### EXERCISE GOAL
Repeat, exactly and in full, the lines of the listing below, but without any pictures.

-------------------------

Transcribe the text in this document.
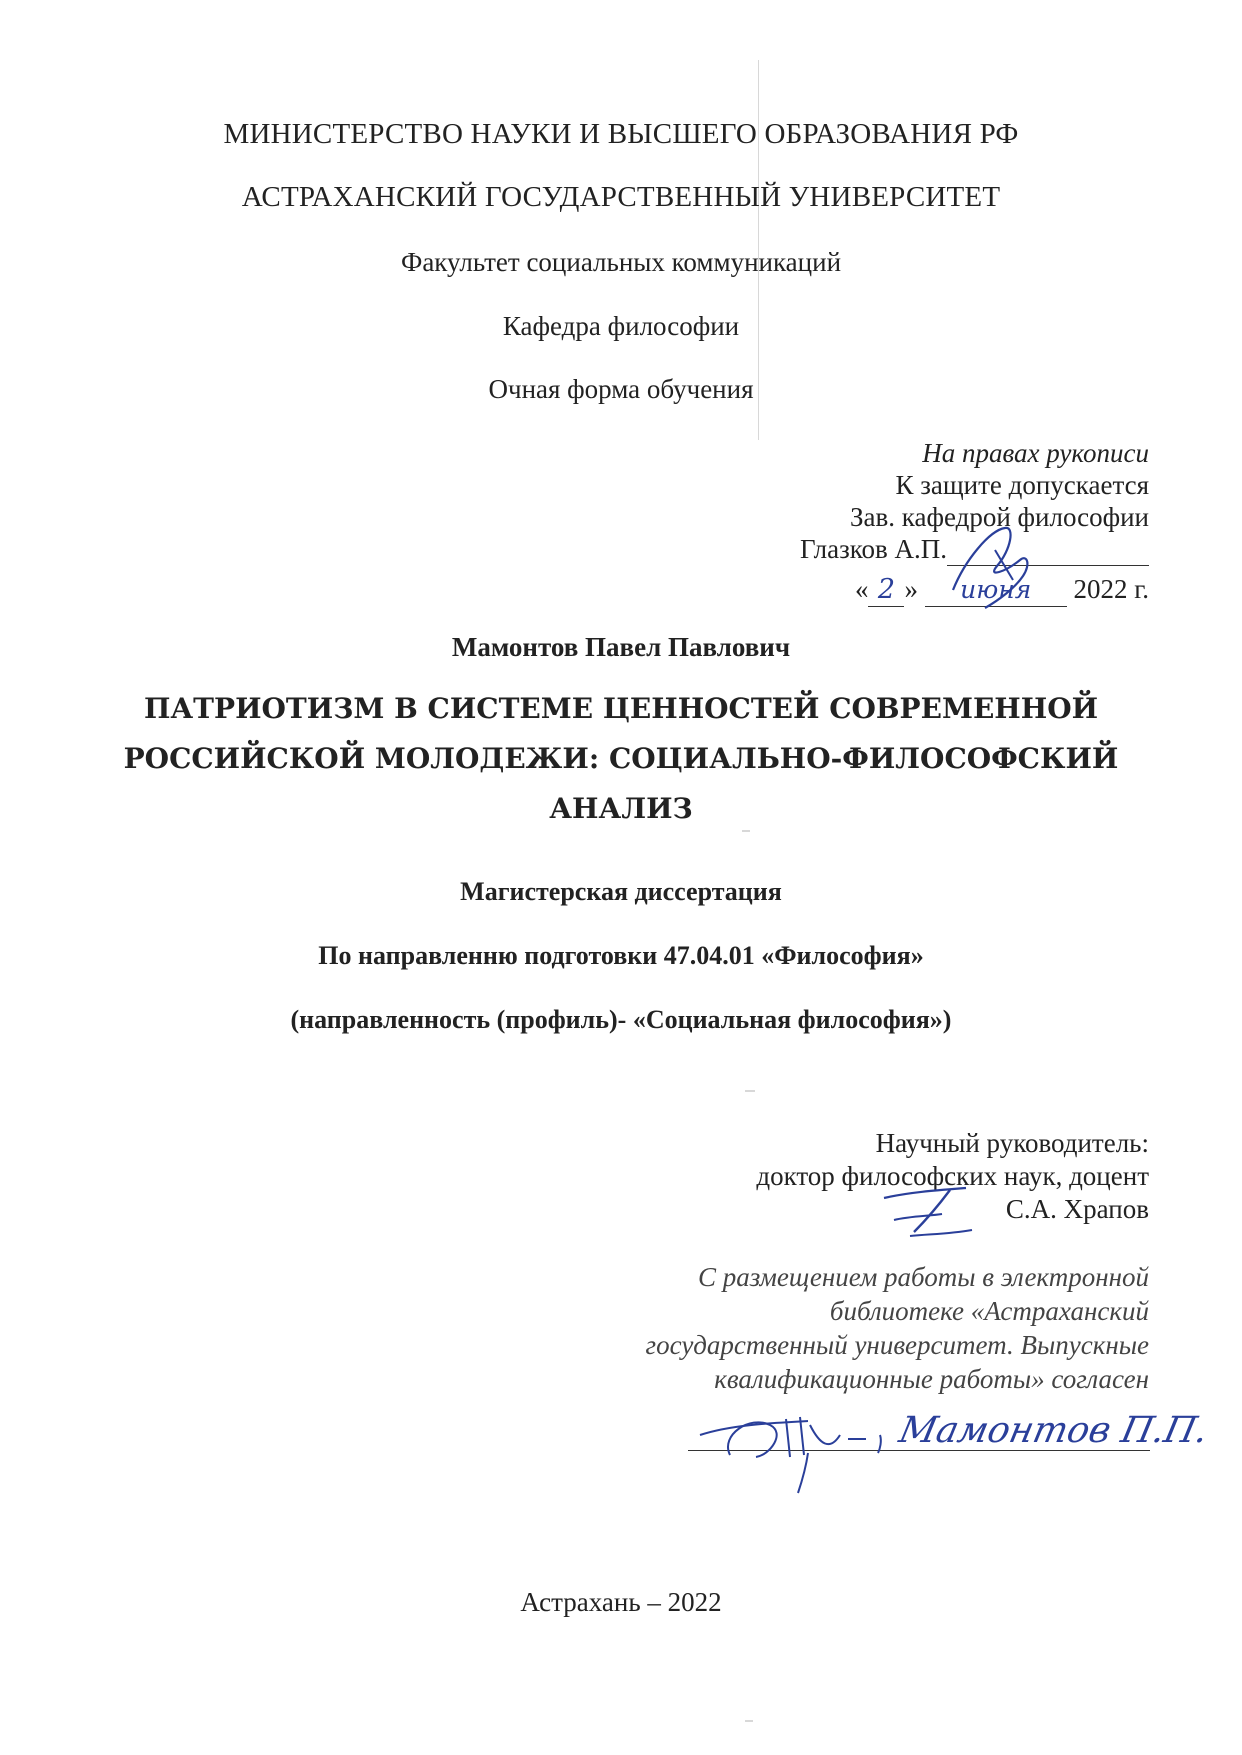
МИНИСТЕРСТВО НАУКИ И ВЫСШЕГО ОБРАЗОВАНИЯ РФ
АСТРАХАНСКИЙ ГОСУДАРСТВЕННЫЙ УНИВЕРСИТЕТ
Факультет социальных коммуникаций
Кафедра философии
Очная форма обучения
На правах рукописи
К защите допускается
Зав. кафедрой философии
Глазков А.П.
« 2 » июня 2022 г.
Мамонтов Павел Павлович
ПАТРИОТИЗМ В СИСТЕМЕ ЦЕННОСТЕЙ СОВРЕМЕННОЙ
РОССИЙСКОЙ МОЛОДЕЖИ: СОЦИАЛЬНО-ФИЛОСОФСКИЙ
АНАЛИЗ
Магистерская диссертация
По направленню подготовки 47.04.01 «Философия»
(направленность (профиль)- «Социальная философия»)
Научный руководитель:
доктор философских наук, доцент
С.А. Храпов
С размещением работы в электронной
библиотеке «Астраханский
государственный университет. Выпускные
квалификационные работы» согласен
Мамонтов П.П.
Астрахань – 2022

-------------------------

### TASK RESPONSE
Transcribe the text in this document.
МИНИСТЕРСТВО НАУКИ И ВЫСШЕГО ОБРАЗОВАНИЯ РФ
АСТРАХАНСКИЙ ГОСУДАРСТВЕННЫЙ УНИВЕРСИТЕТ
Факультет социальных коммуникаций
Кафедра философии
Очная форма обучения
На правах рукописи
К защите допускается
Зав. кафедрой философии
Глазков А.П.
« 2 » июня 2022 г.
Мамонтов Павел Павлович
ПАТРИОТИЗМ В СИСТЕМЕ ЦЕННОСТЕЙ СОВРЕМЕННОЙ
РОССИЙСКОЙ МОЛОДЕЖИ: СОЦИАЛЬНО-ФИЛОСОФСКИЙ
АНАЛИЗ
Магистерская диссертация
По направленню подготовки 47.04.01 «Философия»
(направленность (профиль)- «Социальная философия»)
Научный руководитель:
доктор философских наук, доцент
С.А. Храпов
С размещением работы в электронной
библиотеке «Астраханский
государственный университет. Выпускные
квалификационные работы» согласен
Мамонтов П.П.
Астрахань – 2022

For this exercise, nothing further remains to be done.